## [Requirement 1]
List every class that the CalcEngine passage names, either in the prose as a class or right after the keyword "class" in its code.
## [Requirement 2]
Pick up the CalcEngine passage from the last line of its code and continue it.

## [Supplied passage]
□ □ □
The CalcEngine class implements an expression cache that handles this automatically. The CalcEngine.Evaluate method looks up the expression in the cache before trying to parse it. The cache is based on WeakReference objects, so unused expressions eventually get removed from the cache by the .NET garbage collector. (This technique is also used in the NCalc library.)

Expression caching can be turned off by setting the CalcEngine.CacheExpressions property to false.

Expression optimization

After a string has been parsed, the resulting expression can sometimes be optimized by replacing parts of the expression that refer only to constant values. For example, consider the expression:

{ 4 * (4 * ATAN(1/5.0) - ATAN(1/239.0)) + A + B }

This expression contains several constants and functions of constants. It can be simplified to:

{ 3.141592654 + A + B }

This second expression is equivalent to the first, but can be evaluated much faster.

Expression simplification was surprisingly easy to implement. It consists of a virtual Expression.Optimize method that is called immediately after an expression is parsed.

The base Expression class provides an Optimize method that does nothing:

class BinaryExpression : Expression
{
    public virtual Expression Optimize()
    {
        return this;
    }
    ...

This simply allows all derived classes that derive from Expression to implement their own optimization strategy.

For example, the BinaryExpression class implements the Optimize method as follows:

class BinaryExpression : Expression
{
    public override Expression Optimize()
    {
        _lft = _lft.Optimize();
        _rgt = _rgt.Optimize();
        return _lft._token.Type == TKTYPE.LITERAL &&
               _rgt._token.Type == TKTYPE.LITERAL
            ? new Expression(this.Evaluate())
            : this;
    }
    ...

The method calls the Optimize method on each of the two operand expressions. If the resulting optimized expressions are both literal values, then the method calculates the result (which is a constant) and returns a literal expression that represents the result.

To illustrate further, function call expressions are optimized as follows:

class FunctionExpression : Expression
{
    public override Expression Optimize()
    {
        bool allLits = true;
        if (_parms != null)
        {
            for (int i = 0; i < _parms.Count; i++)
□ □ □
Stored items from a collection:
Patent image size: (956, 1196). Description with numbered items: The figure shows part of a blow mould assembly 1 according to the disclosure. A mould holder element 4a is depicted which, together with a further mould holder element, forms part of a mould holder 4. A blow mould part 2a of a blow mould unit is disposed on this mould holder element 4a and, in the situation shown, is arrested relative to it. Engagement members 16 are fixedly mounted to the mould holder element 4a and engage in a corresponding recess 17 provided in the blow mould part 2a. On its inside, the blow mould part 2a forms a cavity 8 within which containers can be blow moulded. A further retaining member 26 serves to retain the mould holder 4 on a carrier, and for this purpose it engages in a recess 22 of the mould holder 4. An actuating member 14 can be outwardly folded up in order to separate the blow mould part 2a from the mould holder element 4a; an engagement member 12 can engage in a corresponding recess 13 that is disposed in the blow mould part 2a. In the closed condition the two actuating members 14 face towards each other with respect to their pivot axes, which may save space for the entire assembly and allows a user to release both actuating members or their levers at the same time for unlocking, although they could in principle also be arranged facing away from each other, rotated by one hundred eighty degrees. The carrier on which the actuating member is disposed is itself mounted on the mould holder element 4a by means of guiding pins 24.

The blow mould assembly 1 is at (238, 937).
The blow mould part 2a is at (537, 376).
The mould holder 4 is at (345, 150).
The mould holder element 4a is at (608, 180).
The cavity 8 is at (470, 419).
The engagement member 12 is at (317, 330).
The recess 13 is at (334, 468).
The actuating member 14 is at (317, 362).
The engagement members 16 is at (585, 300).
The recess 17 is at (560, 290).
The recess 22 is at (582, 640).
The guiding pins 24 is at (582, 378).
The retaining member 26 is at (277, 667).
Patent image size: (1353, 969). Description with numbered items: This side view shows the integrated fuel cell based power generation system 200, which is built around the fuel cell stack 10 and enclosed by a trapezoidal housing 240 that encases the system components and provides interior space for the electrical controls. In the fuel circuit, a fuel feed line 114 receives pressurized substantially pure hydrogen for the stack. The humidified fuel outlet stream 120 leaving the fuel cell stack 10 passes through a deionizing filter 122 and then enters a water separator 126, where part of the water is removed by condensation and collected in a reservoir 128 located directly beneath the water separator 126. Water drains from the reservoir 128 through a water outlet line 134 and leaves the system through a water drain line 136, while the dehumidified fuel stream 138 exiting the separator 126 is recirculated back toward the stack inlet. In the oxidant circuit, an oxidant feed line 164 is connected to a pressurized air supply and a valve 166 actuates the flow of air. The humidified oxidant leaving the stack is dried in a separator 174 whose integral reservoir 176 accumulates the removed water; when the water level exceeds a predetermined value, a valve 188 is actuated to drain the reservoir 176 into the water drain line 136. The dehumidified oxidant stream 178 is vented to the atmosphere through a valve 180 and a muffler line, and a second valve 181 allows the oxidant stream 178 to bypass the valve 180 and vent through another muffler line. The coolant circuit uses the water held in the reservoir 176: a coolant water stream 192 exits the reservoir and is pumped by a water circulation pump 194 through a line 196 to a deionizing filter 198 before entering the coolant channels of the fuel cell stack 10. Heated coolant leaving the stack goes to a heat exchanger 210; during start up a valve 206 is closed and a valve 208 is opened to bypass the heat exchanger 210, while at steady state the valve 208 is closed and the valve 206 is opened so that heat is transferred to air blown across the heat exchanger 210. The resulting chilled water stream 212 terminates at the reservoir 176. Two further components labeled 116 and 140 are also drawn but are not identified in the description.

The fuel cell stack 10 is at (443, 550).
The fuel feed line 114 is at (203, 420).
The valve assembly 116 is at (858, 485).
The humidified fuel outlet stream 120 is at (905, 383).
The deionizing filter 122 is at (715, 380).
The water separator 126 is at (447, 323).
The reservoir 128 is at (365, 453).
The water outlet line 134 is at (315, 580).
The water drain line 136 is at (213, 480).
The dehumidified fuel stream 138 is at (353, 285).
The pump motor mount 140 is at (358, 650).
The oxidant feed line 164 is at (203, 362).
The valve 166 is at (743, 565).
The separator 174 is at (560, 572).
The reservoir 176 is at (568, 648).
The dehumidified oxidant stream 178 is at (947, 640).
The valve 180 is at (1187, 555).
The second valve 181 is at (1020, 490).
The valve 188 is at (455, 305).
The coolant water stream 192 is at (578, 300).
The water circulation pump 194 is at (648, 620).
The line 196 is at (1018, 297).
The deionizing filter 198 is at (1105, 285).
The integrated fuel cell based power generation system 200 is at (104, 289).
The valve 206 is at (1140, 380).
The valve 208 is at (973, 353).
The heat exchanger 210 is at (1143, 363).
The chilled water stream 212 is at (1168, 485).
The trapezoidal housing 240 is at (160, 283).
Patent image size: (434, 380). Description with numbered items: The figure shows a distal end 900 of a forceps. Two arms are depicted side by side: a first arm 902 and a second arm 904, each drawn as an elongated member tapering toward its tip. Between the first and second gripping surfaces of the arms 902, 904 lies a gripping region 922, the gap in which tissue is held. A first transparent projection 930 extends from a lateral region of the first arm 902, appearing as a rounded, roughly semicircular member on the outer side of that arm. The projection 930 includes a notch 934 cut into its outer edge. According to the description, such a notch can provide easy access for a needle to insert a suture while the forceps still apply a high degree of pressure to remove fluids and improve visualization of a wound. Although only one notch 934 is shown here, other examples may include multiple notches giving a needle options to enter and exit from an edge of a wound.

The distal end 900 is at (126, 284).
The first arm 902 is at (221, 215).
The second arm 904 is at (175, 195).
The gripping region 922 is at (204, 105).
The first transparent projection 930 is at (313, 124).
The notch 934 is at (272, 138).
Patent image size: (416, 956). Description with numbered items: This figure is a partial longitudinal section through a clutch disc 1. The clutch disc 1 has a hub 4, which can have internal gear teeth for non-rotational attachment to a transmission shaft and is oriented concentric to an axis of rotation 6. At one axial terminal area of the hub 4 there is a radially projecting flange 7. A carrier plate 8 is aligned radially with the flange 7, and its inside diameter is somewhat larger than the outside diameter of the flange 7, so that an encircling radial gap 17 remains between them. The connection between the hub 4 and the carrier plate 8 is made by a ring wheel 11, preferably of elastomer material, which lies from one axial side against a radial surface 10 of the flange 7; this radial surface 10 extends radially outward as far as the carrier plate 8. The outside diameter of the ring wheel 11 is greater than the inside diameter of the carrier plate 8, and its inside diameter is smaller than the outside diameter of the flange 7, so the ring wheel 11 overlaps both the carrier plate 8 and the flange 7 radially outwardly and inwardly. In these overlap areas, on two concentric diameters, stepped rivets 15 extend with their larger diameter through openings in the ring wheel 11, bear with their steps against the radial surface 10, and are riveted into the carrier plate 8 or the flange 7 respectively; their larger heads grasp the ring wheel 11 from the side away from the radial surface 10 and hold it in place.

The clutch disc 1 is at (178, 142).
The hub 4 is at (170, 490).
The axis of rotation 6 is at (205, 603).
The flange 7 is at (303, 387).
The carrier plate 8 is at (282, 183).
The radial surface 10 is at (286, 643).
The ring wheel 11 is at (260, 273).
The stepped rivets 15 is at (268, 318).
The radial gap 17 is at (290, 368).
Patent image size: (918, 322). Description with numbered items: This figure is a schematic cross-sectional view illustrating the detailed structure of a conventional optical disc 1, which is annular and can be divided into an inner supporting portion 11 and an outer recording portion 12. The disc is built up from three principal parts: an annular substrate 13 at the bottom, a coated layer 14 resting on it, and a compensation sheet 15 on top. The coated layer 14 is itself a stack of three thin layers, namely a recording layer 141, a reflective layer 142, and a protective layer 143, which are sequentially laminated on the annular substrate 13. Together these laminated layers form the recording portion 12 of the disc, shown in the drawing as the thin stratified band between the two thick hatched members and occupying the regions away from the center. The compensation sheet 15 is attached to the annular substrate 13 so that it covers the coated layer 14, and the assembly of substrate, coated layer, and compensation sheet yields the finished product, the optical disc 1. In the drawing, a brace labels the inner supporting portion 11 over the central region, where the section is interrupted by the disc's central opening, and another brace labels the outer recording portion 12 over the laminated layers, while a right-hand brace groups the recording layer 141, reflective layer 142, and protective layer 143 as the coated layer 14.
□ □ □
## [Final answer 1]
CalcEngine, Expression, BinaryExpression, FunctionExpression

## [Final answer 2]
            {
                var p = _parms[i].Optimize();
                _parms[i] = p;
                if (p._token.Type != TKTYPE.LITERAL)
                {
                    allLits = false;
                }
            }
        }
        return allLits
            ? new Expression(this.Evaluate())
            : this;
    }
    ...

First, all parameters are optimized. Next, if all optimized parameters are literals, the function call itself is replaced with a literal expression that represents the result.

Expression optimization reduces evaluation time at the expense of a slight increase in parse time. It can be turned off by setting the CalcEngine.OptimizeExpressions property to false.

Globalization

The CalcEngine class has a CultureInfo property that allows you to define how the engine should parse numbers and dates in expressions.

By default, the CalcEngine.CultureInfo property is set to CultureInfo.CurrentCulture, which causes it to use the settings selected by the user for parsing numbers and dates. In English systems, numbers and dates look like "123.456" and "12/31/2011". In German or Spanish systems, numbers and dates look like "123,456" and "31/12/2011". This is the behavior used by Microsoft Excel.

If you prefer to use expressions that look the same on all systems, you can set the CalcEngine.CultureInfo property to CultureInfo.InvariantCulture for example, or to whatever your favorite culture happens to be.

Sample: A DataGridView control with formula support

The sample included with this article shows how the CalcEngine class can be used to extend the standard Microsoft DataGridView control to support Excel-style formulas. The image at the start of the article shows the sample in action.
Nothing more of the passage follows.